*** RECORD SET

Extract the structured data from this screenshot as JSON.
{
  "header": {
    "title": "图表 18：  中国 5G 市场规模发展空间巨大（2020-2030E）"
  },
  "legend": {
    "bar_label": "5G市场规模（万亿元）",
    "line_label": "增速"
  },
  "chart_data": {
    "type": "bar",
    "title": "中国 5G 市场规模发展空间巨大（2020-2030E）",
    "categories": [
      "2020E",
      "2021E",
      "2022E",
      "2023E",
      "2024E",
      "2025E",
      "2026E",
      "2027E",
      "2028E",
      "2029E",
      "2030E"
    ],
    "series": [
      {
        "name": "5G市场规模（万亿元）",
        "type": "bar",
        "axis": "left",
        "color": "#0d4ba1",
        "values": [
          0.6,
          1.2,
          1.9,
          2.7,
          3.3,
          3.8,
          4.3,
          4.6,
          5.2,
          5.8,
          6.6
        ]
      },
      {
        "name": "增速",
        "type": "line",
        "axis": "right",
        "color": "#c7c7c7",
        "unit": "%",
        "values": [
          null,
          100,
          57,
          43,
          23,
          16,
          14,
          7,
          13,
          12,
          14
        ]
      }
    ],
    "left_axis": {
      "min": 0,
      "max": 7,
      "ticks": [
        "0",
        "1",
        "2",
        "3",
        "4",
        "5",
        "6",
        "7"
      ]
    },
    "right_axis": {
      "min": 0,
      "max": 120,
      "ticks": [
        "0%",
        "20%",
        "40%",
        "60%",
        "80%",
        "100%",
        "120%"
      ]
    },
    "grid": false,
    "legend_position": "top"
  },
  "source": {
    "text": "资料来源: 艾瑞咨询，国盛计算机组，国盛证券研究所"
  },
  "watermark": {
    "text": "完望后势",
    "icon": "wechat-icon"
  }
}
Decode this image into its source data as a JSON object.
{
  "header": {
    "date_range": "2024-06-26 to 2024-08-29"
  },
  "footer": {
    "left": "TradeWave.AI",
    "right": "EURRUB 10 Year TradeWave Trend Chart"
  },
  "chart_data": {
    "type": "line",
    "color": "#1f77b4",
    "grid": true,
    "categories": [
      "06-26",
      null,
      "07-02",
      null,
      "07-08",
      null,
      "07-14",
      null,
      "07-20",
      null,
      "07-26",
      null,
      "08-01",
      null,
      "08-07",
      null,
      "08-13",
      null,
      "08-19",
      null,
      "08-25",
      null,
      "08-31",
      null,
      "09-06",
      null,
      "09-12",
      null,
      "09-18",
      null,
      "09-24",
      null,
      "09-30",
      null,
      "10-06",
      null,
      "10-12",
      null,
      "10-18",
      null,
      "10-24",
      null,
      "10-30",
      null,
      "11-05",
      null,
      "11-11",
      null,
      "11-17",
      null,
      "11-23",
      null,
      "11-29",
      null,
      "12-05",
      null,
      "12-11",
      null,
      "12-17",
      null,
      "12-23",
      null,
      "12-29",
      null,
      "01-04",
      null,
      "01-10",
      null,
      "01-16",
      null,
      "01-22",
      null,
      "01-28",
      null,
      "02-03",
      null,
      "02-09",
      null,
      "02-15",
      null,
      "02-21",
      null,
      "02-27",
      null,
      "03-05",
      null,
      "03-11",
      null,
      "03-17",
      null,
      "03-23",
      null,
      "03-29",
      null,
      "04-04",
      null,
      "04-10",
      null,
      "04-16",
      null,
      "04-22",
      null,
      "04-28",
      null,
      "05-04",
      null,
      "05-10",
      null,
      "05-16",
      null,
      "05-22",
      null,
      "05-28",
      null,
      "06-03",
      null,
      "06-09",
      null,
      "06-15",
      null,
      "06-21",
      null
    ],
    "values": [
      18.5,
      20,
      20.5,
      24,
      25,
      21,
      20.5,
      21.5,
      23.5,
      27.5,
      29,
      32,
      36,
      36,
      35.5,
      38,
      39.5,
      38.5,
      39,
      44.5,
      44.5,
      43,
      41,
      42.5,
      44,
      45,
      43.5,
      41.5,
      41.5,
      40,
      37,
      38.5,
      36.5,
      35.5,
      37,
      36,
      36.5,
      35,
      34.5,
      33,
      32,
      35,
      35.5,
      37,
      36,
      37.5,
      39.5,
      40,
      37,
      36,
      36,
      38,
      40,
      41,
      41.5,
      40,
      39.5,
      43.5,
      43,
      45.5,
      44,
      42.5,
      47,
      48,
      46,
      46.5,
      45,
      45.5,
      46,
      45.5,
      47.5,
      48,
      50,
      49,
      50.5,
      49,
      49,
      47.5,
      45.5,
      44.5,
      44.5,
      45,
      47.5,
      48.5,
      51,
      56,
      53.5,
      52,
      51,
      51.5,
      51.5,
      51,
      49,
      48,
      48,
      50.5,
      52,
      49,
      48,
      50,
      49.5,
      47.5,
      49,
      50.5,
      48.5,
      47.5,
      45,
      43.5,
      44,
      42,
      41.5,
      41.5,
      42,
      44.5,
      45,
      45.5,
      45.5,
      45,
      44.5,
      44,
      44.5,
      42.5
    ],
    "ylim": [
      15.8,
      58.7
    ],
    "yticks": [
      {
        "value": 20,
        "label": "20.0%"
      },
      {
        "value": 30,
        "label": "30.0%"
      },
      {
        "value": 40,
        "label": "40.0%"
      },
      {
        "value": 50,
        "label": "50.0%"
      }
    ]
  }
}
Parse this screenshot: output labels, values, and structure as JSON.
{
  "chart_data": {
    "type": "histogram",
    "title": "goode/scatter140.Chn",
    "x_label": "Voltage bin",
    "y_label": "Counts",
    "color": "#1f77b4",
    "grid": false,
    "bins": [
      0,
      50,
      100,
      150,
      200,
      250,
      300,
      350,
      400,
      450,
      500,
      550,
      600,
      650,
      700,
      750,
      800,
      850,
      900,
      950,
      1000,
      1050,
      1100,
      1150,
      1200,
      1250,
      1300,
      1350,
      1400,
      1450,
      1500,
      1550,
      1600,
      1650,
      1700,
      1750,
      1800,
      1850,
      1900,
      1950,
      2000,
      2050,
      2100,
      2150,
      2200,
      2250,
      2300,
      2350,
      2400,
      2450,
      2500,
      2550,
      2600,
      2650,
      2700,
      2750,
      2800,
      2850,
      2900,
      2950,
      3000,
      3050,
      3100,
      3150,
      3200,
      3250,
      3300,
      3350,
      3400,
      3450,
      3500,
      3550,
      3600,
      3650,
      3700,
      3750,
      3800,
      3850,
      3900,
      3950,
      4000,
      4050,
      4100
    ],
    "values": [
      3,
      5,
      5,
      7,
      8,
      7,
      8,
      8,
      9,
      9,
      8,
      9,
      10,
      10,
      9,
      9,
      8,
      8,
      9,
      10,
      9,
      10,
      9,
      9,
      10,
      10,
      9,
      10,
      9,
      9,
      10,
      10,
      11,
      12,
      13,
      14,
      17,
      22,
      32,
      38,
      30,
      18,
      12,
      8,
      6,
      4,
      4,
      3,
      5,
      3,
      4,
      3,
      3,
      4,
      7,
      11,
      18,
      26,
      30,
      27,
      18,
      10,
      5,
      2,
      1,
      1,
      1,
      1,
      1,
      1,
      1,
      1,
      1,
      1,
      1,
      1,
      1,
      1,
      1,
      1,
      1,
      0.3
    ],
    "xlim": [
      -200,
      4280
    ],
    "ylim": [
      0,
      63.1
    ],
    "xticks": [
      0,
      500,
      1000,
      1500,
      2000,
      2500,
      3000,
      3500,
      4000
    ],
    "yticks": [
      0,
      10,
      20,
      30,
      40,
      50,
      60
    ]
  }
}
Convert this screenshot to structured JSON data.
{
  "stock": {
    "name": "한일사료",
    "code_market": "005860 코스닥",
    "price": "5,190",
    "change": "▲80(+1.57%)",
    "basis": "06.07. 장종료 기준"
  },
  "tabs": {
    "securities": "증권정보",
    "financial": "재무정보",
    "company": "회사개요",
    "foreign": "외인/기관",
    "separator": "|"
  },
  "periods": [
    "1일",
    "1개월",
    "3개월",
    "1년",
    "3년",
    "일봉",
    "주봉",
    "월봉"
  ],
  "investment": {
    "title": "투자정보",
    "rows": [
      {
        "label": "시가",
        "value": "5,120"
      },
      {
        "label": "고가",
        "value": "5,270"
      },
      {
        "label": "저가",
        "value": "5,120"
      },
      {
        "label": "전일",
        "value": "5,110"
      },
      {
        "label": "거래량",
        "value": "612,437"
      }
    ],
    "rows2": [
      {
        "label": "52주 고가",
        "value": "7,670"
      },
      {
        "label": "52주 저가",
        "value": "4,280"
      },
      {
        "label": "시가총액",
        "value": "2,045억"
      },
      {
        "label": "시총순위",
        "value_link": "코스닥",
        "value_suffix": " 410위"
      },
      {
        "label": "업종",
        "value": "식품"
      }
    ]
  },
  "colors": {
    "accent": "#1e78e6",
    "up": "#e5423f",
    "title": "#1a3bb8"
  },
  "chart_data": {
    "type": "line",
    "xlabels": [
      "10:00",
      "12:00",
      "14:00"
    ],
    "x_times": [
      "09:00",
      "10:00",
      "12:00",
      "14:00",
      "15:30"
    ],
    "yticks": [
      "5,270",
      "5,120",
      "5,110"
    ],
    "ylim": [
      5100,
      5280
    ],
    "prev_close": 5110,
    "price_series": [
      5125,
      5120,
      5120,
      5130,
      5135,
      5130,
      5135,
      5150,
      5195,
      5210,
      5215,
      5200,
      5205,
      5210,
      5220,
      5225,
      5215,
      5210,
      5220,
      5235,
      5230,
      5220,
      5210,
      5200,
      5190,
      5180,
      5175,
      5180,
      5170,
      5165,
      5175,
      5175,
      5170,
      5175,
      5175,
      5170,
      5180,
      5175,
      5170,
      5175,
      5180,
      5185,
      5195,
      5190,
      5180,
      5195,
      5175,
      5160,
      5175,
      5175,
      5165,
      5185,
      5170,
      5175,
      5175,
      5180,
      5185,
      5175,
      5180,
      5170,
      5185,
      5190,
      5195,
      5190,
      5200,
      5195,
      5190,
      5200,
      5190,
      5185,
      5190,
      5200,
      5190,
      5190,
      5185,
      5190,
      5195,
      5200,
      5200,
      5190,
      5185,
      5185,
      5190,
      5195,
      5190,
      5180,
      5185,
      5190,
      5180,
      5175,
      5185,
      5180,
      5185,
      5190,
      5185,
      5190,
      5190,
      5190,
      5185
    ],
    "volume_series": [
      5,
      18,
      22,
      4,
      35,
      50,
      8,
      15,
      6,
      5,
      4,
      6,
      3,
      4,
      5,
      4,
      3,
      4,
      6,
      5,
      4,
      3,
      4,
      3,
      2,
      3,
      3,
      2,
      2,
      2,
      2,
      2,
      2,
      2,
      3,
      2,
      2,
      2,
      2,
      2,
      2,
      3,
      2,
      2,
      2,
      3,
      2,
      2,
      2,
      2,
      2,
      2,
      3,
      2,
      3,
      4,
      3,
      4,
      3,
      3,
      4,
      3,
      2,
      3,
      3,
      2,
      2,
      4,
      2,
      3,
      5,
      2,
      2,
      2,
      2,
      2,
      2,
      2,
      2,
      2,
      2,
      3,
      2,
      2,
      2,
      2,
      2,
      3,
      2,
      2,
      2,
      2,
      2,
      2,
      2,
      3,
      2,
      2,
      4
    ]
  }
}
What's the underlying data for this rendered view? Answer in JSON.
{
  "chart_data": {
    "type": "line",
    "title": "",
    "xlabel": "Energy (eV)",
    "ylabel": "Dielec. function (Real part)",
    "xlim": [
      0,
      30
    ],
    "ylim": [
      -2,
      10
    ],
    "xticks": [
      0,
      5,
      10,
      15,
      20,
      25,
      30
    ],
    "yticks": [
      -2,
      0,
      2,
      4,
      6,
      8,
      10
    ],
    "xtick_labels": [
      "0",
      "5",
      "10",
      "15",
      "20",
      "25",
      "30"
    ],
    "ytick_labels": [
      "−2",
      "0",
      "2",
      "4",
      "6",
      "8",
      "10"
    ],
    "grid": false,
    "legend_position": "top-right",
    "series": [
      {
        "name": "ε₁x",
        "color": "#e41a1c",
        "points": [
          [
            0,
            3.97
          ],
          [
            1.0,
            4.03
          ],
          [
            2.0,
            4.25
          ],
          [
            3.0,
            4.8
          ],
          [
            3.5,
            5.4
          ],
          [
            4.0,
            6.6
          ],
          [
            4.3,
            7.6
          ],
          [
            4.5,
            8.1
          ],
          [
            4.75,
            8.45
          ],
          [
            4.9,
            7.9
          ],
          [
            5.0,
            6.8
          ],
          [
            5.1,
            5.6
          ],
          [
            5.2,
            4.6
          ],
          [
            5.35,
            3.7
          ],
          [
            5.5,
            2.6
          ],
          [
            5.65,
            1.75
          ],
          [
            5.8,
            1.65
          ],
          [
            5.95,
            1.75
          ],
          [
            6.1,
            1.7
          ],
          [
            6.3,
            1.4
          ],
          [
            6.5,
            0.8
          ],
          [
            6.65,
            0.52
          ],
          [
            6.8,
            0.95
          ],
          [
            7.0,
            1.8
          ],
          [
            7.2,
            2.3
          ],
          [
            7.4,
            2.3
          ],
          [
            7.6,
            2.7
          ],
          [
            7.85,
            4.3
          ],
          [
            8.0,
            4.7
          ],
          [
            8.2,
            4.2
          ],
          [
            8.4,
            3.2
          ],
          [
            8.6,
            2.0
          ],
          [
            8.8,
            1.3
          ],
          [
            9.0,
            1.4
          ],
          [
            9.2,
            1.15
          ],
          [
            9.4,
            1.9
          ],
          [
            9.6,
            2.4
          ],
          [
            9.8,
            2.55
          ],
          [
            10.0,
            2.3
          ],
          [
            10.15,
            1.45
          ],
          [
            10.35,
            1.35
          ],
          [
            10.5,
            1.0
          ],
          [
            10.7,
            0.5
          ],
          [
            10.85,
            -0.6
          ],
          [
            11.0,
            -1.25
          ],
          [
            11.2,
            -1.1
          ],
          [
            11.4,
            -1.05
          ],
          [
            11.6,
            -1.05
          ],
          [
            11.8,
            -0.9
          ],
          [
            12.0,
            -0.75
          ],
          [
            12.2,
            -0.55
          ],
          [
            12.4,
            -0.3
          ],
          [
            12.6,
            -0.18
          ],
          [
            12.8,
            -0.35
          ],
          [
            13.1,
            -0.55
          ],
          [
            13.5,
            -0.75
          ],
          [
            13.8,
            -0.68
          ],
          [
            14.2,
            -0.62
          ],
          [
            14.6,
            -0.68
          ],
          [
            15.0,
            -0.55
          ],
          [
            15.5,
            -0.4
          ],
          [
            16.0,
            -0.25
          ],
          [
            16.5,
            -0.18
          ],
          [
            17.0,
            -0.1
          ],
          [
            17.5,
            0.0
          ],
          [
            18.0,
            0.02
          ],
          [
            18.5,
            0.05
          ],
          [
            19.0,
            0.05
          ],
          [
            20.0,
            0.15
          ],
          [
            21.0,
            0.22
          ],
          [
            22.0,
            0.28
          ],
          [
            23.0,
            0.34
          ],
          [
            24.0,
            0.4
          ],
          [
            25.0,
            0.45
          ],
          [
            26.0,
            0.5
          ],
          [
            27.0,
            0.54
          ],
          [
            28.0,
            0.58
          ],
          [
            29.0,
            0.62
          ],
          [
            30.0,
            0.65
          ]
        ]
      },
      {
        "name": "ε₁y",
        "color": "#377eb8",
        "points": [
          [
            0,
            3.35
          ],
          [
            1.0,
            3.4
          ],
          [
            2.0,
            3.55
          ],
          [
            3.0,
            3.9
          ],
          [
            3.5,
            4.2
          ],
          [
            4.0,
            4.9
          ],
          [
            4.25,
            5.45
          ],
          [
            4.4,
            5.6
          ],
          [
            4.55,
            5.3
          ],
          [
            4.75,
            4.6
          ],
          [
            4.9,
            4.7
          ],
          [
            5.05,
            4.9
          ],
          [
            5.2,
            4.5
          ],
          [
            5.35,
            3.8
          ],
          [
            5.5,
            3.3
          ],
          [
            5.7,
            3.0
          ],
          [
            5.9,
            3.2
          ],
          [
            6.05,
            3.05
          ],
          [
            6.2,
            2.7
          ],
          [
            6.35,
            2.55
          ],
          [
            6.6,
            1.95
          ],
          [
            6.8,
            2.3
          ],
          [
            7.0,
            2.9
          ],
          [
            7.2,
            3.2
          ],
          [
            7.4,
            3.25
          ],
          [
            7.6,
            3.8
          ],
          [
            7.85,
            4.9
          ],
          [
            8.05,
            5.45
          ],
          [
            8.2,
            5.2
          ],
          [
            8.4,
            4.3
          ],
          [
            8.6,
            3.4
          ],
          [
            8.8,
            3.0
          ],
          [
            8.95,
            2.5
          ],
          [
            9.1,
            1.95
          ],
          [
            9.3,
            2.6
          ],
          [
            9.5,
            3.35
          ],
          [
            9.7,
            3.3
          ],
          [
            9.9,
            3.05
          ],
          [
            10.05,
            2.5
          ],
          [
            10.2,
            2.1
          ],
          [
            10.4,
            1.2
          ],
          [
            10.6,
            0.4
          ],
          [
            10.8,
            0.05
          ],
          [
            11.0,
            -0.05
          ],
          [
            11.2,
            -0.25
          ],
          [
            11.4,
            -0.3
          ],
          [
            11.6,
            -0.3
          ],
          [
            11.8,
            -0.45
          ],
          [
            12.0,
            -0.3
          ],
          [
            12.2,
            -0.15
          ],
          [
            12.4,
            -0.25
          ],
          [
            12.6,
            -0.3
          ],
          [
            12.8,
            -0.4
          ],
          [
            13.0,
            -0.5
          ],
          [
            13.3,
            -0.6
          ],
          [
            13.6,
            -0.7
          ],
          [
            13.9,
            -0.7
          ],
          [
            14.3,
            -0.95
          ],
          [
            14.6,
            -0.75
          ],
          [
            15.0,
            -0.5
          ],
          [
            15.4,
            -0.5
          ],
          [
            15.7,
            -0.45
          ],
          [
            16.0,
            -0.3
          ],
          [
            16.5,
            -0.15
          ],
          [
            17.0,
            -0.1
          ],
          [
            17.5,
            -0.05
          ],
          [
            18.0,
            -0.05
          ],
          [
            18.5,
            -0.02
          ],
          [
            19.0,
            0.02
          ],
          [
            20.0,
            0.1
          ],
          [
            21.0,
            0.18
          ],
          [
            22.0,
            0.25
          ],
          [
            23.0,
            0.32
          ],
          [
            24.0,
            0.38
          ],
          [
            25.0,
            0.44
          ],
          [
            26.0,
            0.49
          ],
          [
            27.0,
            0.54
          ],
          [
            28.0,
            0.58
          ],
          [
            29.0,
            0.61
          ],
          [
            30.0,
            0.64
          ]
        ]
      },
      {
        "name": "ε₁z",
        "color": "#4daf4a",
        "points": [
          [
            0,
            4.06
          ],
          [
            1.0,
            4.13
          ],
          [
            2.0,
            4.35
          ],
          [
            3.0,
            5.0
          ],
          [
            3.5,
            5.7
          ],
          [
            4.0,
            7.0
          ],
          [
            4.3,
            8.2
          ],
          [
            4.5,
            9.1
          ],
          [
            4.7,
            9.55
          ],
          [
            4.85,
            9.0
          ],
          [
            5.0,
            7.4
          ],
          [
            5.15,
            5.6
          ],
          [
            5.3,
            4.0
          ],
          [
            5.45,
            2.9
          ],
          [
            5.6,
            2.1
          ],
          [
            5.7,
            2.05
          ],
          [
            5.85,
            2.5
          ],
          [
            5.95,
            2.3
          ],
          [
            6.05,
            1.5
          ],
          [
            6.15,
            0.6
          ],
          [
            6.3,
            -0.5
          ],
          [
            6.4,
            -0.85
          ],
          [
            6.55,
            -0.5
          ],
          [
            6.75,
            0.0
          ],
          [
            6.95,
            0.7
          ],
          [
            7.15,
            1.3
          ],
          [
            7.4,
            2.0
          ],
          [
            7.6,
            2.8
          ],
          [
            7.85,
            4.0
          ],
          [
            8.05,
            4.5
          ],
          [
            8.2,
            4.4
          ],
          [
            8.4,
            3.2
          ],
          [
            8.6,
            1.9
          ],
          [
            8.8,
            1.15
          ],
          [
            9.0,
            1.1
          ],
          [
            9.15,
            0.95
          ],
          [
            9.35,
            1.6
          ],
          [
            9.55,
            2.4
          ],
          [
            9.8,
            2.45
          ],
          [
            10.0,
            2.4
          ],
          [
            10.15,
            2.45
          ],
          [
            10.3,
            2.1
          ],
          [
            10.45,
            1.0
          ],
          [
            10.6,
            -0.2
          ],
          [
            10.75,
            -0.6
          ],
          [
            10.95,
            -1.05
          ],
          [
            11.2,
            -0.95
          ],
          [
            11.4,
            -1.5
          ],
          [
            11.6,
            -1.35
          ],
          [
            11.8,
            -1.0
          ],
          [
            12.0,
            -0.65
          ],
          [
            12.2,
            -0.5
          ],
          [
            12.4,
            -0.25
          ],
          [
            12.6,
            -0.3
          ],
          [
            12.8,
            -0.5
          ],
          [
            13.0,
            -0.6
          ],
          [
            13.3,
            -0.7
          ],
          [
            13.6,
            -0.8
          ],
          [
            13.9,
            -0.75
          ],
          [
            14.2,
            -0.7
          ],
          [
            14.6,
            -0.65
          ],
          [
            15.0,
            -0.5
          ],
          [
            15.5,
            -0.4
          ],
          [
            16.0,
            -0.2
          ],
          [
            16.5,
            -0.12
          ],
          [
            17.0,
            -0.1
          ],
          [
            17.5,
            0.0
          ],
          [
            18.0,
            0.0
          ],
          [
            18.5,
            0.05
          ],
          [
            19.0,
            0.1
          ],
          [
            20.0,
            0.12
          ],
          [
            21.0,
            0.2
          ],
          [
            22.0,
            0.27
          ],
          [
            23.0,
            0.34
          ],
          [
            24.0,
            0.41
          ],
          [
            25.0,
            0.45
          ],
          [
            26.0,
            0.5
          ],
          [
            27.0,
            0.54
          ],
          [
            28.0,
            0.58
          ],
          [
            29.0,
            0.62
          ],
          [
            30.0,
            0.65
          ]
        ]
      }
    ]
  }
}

******

### SHORT TASK
Look through the listing above and count the lines where the string "TradeWave" appears. Report the number only.

### OUTPUT
2